[Recorded information]

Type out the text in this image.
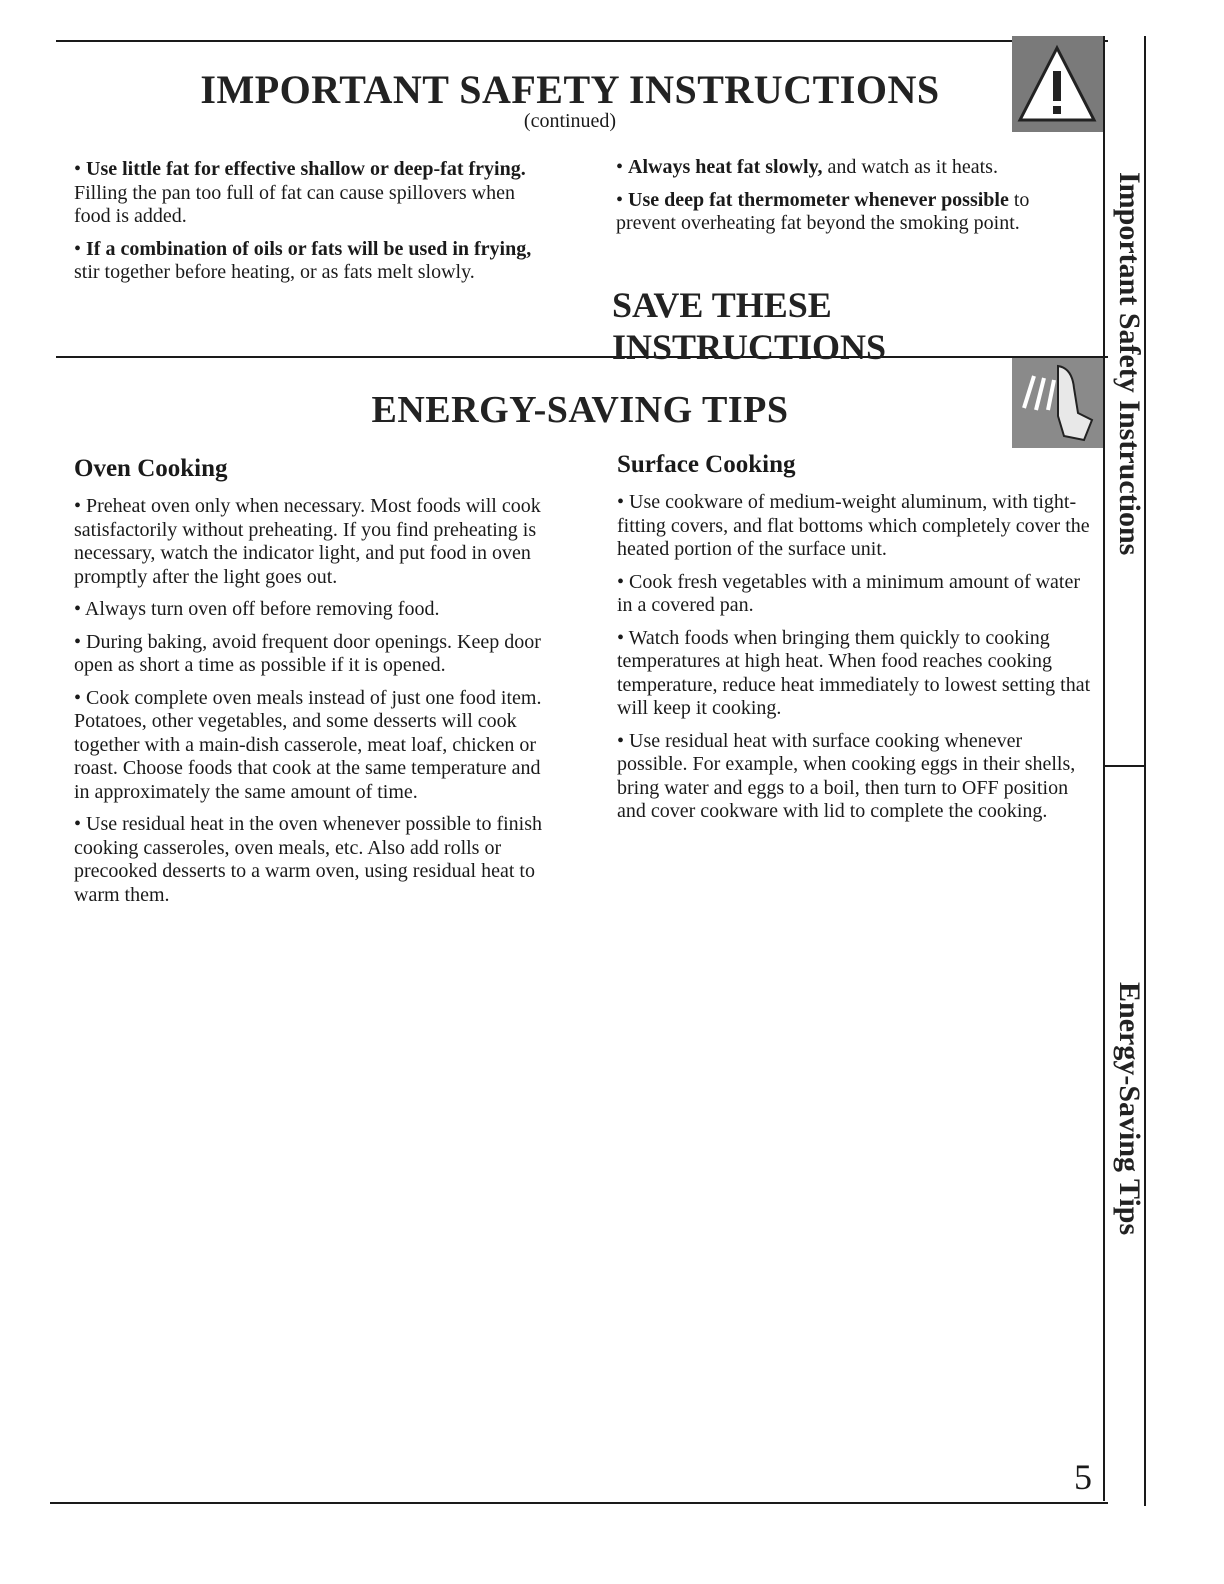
IMPORTANT SAFETY INSTRUCTIONS
(continued)

• Use little fat for effective shallow or deep-fat frying. Filling the pan too full of fat can cause spillovers when food is added.

• If a combination of oils or fats will be used in frying, stir together before heating, or as fats melt slowly.

• Always heat fat slowly, and watch as it heats.

• Use deep fat thermometer whenever possible to prevent overheating fat beyond the smoking point.

SAVE THESE INSTRUCTIONS
ENERGY-SAVING TIPS
Oven Cooking

• Preheat oven only when necessary. Most foods will cook satisfactorily without preheating. If you find preheating is necessary, watch the indicator light, and put food in oven promptly after the light goes out.

• Always turn oven off before removing food.

• During baking, avoid frequent door openings. Keep door open as short a time as possible if it is opened.

• Cook complete oven meals instead of just one food item. Potatoes, other vegetables, and some desserts will cook together with a main-dish casserole, meat loaf, chicken or roast. Choose foods that cook at the same temperature and in approximately the same amount of time.

• Use residual heat in the oven whenever possible to finish cooking casseroles, oven meals, etc. Also add rolls or precooked desserts to a warm oven, using residual heat to warm them.

Surface Cooking

• Use cookware of medium-weight aluminum, with tight-fitting covers, and flat bottoms which completely cover the heated portion of the surface unit.

• Cook fresh vegetables with a minimum amount of water in a covered pan.

• Watch foods when bringing them quickly to cooking temperatures at high heat. When food reaches cooking temperature, reduce heat immediately to lowest setting that will keep it cooking.

• Use residual heat with surface cooking whenever possible. For example, when cooking eggs in their shells, bring water and eggs to a boil, then turn to OFF position and cover cookware with lid to complete the cooking.

Important Safety Instructions
Energy-Saving Tips
5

[Goal] Using the listing above, pull out all lines that hold the word "Always".

[Result for this exercise]
• Always heat fat slowly, and watch as it heats.
• Always turn oven off before removing food.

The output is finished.